> **Short task**
Every line must be returned precisely as it is written.

> **Dataset records**

::::

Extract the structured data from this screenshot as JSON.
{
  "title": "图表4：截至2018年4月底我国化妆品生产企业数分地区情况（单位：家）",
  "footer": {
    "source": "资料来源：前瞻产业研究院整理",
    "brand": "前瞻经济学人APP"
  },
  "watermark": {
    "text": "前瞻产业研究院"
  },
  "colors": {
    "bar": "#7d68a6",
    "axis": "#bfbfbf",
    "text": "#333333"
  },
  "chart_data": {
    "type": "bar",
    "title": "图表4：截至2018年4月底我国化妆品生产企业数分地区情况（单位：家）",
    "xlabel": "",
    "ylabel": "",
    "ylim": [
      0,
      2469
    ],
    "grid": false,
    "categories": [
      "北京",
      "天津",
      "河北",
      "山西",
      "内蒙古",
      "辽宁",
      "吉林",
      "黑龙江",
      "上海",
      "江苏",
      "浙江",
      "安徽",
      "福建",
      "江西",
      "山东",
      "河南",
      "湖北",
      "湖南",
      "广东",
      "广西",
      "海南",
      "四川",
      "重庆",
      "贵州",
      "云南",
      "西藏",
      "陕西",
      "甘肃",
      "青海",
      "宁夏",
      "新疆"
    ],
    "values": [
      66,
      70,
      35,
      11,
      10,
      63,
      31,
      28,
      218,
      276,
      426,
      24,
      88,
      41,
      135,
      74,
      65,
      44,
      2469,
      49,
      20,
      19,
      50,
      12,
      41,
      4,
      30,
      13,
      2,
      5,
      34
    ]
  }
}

::::

> **Output below**
Extract the structured data from this screenshot as JSON.
{
  "title": "图表4：截至2018年4月底我国化妆品生产企业数分地区情况（单位：家）",
  "footer": {
    "source": "资料来源：前瞻产业研究院整理",
    "brand": "前瞻经济学人APP"
  },
  "watermark": {
    "text": "前瞻产业研究院"
  },
  "colors": {
    "bar": "#7d68a6",
    "axis": "#bfbfbf",
    "text": "#333333"
  },
  "chart_data": {
    "type": "bar",
    "title": "图表4：截至2018年4月底我国化妆品生产企业数分地区情况（单位：家）",
    "xlabel": "",
    "ylabel": "",
    "ylim": [
      0,
      2469
    ],
    "grid": false,
    "categories": [
      "北京",
      "天津",
      "河北",
      "山西",
      "内蒙古",
      "辽宁",
      "吉林",
      "黑龙江",
      "上海",
      "江苏",
      "浙江",
      "安徽",
      "福建",
      "江西",
      "山东",
      "河南",
      "湖北",
      "湖南",
      "广东",
      "广西",
      "海南",
      "四川",
      "重庆",
      "贵州",
      "云南",
      "西藏",
      "陕西",
      "甘肃",
      "青海",
      "宁夏",
      "新疆"
    ],
    "values": [
      66,
      70,
      35,
      11,
      10,
      63,
      31,
      28,
      218,
      276,
      426,
      24,
      88,
      41,
      135,
      74,
      65,
      44,
      2469,
      49,
      20,
      19,
      50,
      12,
      41,
      4,
      30,
      13,
      2,
      5,
      34
    ]
  }
}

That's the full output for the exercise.